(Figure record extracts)
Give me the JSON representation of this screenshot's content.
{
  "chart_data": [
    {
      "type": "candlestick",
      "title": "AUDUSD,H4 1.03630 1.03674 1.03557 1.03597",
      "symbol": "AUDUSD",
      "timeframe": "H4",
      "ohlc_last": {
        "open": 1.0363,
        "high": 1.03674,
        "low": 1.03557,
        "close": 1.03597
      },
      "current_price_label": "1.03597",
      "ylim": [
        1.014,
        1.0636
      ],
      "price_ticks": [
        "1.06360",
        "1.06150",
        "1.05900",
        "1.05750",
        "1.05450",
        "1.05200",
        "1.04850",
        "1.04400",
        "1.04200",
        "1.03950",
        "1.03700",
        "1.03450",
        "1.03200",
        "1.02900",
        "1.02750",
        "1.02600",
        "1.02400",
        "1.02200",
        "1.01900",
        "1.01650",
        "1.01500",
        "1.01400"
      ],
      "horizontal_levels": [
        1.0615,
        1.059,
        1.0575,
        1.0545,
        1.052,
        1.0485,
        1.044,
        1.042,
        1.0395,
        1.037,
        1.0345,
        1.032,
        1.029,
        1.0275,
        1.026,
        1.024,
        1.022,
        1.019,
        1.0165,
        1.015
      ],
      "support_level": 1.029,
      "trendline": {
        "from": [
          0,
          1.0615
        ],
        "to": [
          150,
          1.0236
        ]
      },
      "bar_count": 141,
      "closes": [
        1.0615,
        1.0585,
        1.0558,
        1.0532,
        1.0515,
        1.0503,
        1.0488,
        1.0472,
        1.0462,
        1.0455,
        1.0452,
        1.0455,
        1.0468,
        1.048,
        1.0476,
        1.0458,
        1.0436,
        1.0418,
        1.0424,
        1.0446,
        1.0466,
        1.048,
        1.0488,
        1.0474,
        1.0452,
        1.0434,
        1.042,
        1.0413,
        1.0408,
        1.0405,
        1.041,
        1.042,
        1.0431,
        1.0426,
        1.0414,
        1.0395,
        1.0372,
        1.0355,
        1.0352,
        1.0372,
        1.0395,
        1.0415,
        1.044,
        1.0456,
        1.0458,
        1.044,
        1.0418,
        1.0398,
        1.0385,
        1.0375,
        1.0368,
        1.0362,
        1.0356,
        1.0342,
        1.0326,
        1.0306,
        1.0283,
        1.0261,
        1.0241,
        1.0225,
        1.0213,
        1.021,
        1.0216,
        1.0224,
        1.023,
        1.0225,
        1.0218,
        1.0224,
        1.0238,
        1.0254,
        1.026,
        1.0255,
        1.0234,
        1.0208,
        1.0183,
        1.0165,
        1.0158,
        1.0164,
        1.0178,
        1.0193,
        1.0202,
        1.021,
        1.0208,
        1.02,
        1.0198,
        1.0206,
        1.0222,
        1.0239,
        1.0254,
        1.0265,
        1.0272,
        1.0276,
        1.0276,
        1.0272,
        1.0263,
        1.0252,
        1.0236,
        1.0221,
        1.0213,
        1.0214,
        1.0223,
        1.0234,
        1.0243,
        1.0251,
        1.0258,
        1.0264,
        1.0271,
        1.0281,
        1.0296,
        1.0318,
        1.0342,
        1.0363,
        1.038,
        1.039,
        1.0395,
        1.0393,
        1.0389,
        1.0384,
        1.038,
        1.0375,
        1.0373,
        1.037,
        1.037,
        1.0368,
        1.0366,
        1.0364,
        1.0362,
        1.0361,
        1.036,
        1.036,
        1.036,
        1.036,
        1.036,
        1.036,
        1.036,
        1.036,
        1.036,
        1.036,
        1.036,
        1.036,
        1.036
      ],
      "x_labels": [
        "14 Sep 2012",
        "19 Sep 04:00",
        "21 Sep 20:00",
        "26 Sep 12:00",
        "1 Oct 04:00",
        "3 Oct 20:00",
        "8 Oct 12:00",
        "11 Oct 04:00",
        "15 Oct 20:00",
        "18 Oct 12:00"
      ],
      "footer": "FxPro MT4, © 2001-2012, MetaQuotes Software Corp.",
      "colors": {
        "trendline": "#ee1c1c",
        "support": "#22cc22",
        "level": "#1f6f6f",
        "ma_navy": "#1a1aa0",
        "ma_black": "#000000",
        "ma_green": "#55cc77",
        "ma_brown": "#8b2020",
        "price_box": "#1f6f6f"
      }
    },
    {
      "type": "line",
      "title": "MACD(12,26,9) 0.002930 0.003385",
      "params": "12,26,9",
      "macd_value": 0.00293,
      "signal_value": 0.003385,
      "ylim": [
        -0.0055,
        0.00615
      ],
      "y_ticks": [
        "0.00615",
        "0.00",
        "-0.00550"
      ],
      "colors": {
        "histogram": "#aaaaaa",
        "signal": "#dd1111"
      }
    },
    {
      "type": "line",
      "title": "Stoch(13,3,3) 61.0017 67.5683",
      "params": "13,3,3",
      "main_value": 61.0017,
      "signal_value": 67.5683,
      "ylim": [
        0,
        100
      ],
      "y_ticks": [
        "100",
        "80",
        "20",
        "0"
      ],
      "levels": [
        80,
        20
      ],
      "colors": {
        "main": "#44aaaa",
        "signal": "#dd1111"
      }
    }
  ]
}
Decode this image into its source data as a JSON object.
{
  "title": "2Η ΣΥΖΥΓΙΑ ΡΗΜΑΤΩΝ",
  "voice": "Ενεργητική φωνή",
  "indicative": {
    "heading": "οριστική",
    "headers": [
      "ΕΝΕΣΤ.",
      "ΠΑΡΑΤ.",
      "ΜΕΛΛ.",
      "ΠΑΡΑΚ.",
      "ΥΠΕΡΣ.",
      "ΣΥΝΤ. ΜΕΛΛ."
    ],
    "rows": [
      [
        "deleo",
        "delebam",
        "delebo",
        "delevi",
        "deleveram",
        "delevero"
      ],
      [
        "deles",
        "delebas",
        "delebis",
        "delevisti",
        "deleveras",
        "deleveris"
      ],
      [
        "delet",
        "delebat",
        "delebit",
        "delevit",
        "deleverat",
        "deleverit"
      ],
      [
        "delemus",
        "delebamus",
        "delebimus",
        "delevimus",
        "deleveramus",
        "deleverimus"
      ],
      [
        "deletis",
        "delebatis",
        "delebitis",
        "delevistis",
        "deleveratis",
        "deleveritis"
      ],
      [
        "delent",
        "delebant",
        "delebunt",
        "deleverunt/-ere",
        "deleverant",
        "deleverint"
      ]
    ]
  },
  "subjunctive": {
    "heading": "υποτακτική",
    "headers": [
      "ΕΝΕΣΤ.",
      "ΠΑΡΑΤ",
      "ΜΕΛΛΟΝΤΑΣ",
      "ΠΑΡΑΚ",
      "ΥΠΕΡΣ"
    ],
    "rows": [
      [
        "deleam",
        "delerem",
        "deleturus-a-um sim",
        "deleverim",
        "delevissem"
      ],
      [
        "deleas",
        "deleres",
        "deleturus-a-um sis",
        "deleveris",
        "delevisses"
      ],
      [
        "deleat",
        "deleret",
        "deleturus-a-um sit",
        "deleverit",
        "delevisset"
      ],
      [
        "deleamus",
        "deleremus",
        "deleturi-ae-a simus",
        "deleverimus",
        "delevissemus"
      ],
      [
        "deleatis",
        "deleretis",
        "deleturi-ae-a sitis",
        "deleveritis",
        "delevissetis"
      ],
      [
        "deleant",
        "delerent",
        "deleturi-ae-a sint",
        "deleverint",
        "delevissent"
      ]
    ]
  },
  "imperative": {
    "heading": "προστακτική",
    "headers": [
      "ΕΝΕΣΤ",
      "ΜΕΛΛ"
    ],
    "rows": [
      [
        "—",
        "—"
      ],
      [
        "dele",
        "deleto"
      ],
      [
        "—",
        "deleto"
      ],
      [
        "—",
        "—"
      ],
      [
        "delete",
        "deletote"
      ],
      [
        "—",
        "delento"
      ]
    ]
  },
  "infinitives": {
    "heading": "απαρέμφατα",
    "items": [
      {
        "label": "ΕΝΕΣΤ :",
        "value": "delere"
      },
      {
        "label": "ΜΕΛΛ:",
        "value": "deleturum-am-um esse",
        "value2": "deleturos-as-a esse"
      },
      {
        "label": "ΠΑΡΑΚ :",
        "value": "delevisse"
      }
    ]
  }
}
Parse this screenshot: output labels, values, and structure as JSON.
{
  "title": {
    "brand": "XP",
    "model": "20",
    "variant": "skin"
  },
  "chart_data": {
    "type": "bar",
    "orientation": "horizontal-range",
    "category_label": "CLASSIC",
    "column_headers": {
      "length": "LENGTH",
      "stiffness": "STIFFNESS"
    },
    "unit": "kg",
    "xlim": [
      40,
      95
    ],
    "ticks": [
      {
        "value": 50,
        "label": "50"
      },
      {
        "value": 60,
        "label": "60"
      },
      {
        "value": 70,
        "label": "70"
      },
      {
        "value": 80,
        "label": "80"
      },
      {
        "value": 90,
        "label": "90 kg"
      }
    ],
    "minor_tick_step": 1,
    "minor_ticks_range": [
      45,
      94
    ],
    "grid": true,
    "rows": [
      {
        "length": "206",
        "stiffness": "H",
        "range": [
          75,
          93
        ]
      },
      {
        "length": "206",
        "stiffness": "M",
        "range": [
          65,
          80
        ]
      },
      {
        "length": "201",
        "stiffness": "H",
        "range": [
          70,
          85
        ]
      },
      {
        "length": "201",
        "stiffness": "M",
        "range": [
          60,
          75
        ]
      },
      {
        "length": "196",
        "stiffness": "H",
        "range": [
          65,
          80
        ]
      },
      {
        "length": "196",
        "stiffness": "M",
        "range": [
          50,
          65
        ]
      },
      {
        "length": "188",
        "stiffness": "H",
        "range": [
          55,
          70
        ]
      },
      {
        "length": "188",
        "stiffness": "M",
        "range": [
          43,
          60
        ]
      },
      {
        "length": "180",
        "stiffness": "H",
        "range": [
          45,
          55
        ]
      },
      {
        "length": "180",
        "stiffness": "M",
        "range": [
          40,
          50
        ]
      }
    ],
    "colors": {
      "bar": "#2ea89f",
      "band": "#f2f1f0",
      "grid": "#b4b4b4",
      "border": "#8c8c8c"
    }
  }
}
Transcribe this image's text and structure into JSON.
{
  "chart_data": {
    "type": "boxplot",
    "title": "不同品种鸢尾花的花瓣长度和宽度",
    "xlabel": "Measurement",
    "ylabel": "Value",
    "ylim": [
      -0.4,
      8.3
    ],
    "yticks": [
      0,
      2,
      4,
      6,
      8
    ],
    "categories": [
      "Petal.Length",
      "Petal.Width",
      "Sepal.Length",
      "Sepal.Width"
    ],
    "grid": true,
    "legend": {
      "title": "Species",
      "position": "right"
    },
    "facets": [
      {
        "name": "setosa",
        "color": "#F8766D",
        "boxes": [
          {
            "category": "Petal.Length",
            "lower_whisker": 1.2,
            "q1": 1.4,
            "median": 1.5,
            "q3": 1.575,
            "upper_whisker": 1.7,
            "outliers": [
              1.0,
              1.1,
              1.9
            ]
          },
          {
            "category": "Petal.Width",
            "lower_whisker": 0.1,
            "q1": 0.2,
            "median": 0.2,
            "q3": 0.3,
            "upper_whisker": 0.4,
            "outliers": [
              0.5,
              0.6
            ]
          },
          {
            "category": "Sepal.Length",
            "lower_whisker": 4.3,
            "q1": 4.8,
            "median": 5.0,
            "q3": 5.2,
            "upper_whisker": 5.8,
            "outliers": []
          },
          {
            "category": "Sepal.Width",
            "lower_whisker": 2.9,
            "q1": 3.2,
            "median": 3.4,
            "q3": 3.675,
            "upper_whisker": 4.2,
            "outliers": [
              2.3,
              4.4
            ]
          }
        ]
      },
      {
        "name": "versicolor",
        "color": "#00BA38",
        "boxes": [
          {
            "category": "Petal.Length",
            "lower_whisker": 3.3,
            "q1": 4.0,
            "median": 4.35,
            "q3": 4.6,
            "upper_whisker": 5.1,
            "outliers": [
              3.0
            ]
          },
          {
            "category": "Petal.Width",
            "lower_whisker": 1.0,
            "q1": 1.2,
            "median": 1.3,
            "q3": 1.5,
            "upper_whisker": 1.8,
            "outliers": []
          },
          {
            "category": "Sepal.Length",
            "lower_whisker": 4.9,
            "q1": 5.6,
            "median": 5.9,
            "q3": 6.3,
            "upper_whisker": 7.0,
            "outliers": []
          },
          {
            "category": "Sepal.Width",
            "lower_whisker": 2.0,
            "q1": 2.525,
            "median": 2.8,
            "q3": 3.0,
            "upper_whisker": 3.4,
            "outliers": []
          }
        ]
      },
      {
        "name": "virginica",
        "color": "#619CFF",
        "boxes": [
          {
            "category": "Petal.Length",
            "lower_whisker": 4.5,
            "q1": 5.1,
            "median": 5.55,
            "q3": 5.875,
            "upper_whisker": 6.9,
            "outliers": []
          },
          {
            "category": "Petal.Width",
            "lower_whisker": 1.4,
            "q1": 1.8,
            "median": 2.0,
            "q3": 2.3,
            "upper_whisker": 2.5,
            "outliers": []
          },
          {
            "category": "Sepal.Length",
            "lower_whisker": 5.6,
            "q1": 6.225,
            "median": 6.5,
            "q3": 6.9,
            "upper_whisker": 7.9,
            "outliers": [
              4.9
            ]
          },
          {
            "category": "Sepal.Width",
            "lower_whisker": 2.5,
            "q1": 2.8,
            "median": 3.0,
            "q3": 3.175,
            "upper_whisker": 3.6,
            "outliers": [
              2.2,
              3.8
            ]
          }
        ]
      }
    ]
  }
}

_WRITTEN INSTRUCTION_. Copy each line from the records above that includes the string "image".

_SOLUTION TO THE EXERCISE_.
Decode this image into its source data as a JSON object.
Transcribe this image's text and structure into JSON.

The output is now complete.